> _Working data_:
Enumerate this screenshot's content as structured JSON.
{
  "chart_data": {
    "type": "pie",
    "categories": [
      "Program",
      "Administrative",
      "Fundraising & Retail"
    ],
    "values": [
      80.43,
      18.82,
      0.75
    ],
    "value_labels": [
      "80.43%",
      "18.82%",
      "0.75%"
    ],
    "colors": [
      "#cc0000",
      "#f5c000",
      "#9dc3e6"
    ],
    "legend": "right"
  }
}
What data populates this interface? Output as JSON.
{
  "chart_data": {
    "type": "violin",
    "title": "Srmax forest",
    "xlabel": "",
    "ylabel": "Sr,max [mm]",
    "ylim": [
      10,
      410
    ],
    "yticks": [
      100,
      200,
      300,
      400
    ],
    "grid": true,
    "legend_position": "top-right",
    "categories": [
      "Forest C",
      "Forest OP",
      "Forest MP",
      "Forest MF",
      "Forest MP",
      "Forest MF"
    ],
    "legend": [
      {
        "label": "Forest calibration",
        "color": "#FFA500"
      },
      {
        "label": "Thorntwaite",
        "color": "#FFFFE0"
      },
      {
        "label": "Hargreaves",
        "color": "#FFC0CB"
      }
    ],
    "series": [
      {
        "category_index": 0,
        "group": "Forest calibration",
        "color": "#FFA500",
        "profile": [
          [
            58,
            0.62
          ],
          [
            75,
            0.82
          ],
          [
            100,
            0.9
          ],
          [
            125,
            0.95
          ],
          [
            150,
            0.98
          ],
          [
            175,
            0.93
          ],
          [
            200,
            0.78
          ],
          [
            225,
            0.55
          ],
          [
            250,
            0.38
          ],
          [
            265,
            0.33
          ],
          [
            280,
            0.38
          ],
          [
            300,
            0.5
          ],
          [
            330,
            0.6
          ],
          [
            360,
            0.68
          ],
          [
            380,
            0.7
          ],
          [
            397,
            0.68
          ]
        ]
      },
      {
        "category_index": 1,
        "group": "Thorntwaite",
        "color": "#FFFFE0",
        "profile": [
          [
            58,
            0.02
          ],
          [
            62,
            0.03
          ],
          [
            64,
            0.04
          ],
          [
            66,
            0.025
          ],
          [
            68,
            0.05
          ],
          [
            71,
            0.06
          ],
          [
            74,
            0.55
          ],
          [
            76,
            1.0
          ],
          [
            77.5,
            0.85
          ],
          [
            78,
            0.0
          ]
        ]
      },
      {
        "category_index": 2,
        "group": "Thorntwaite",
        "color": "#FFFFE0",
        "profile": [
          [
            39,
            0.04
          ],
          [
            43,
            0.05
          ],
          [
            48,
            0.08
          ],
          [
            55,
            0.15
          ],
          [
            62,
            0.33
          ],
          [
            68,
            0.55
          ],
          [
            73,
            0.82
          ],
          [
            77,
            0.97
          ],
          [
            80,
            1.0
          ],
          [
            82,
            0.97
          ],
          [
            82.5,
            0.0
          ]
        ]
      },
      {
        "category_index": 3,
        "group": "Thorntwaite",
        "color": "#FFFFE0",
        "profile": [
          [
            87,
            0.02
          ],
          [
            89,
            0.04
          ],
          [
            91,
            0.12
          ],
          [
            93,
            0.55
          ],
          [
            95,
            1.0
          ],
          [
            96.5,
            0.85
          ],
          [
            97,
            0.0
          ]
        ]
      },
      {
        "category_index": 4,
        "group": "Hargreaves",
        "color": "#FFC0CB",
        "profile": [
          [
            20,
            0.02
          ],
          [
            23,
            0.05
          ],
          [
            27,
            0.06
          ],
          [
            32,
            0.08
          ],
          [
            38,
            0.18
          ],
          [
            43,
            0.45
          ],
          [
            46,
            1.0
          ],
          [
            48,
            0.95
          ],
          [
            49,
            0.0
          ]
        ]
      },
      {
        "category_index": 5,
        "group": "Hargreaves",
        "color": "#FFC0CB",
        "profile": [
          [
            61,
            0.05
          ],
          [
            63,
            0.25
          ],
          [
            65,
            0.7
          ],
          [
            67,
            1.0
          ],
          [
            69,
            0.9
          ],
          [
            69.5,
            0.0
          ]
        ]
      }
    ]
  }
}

> _Task objective_:
Word for word, write out all of the data above.

> _Task solution_:
Enumerate this screenshot's content as structured JSON.
{
  "chart_data": {
    "type": "pie",
    "categories": [
      "Program",
      "Administrative",
      "Fundraising & Retail"
    ],
    "values": [
      80.43,
      18.82,
      0.75
    ],
    "value_labels": [
      "80.43%",
      "18.82%",
      "0.75%"
    ],
    "colors": [
      "#cc0000",
      "#f5c000",
      "#9dc3e6"
    ],
    "legend": "right"
  }
}
What data populates this interface? Output as JSON.
{
  "chart_data": {
    "type": "violin",
    "title": "Srmax forest",
    "xlabel": "",
    "ylabel": "Sr,max [mm]",
    "ylim": [
      10,
      410
    ],
    "yticks": [
      100,
      200,
      300,
      400
    ],
    "grid": true,
    "legend_position": "top-right",
    "categories": [
      "Forest C",
      "Forest OP",
      "Forest MP",
      "Forest MF",
      "Forest MP",
      "Forest MF"
    ],
    "legend": [
      {
        "label": "Forest calibration",
        "color": "#FFA500"
      },
      {
        "label": "Thorntwaite",
        "color": "#FFFFE0"
      },
      {
        "label": "Hargreaves",
        "color": "#FFC0CB"
      }
    ],
    "series": [
      {
        "category_index": 0,
        "group": "Forest calibration",
        "color": "#FFA500",
        "profile": [
          [
            58,
            0.62
          ],
          [
            75,
            0.82
          ],
          [
            100,
            0.9
          ],
          [
            125,
            0.95
          ],
          [
            150,
            0.98
          ],
          [
            175,
            0.93
          ],
          [
            200,
            0.78
          ],
          [
            225,
            0.55
          ],
          [
            250,
            0.38
          ],
          [
            265,
            0.33
          ],
          [
            280,
            0.38
          ],
          [
            300,
            0.5
          ],
          [
            330,
            0.6
          ],
          [
            360,
            0.68
          ],
          [
            380,
            0.7
          ],
          [
            397,
            0.68
          ]
        ]
      },
      {
        "category_index": 1,
        "group": "Thorntwaite",
        "color": "#FFFFE0",
        "profile": [
          [
            58,
            0.02
          ],
          [
            62,
            0.03
          ],
          [
            64,
            0.04
          ],
          [
            66,
            0.025
          ],
          [
            68,
            0.05
          ],
          [
            71,
            0.06
          ],
          [
            74,
            0.55
          ],
          [
            76,
            1.0
          ],
          [
            77.5,
            0.85
          ],
          [
            78,
            0.0
          ]
        ]
      },
      {
        "category_index": 2,
        "group": "Thorntwaite",
        "color": "#FFFFE0",
        "profile": [
          [
            39,
            0.04
          ],
          [
            43,
            0.05
          ],
          [
            48,
            0.08
          ],
          [
            55,
            0.15
          ],
          [
            62,
            0.33
          ],
          [
            68,
            0.55
          ],
          [
            73,
            0.82
          ],
          [
            77,
            0.97
          ],
          [
            80,
            1.0
          ],
          [
            82,
            0.97
          ],
          [
            82.5,
            0.0
          ]
        ]
      },
      {
        "category_index": 3,
        "group": "Thorntwaite",
        "color": "#FFFFE0",
        "profile": [
          [
            87,
            0.02
          ],
          [
            89,
            0.04
          ],
          [
            91,
            0.12
          ],
          [
            93,
            0.55
          ],
          [
            95,
            1.0
          ],
          [
            96.5,
            0.85
          ],
          [
            97,
            0.0
          ]
        ]
      },
      {
        "category_index": 4,
        "group": "Hargreaves",
        "color": "#FFC0CB",
        "profile": [
          [
            20,
            0.02
          ],
          [
            23,
            0.05
          ],
          [
            27,
            0.06
          ],
          [
            32,
            0.08
          ],
          [
            38,
            0.18
          ],
          [
            43,
            0.45
          ],
          [
            46,
            1.0
          ],
          [
            48,
            0.95
          ],
          [
            49,
            0.0
          ]
        ]
      },
      {
        "category_index": 5,
        "group": "Hargreaves",
        "color": "#FFC0CB",
        "profile": [
          [
            61,
            0.05
          ],
          [
            63,
            0.25
          ],
          [
            65,
            0.7
          ],
          [
            67,
            1.0
          ],
          [
            69,
            0.9
          ],
          [
            69.5,
            0.0
          ]
        ]
      }
    ]
  }
}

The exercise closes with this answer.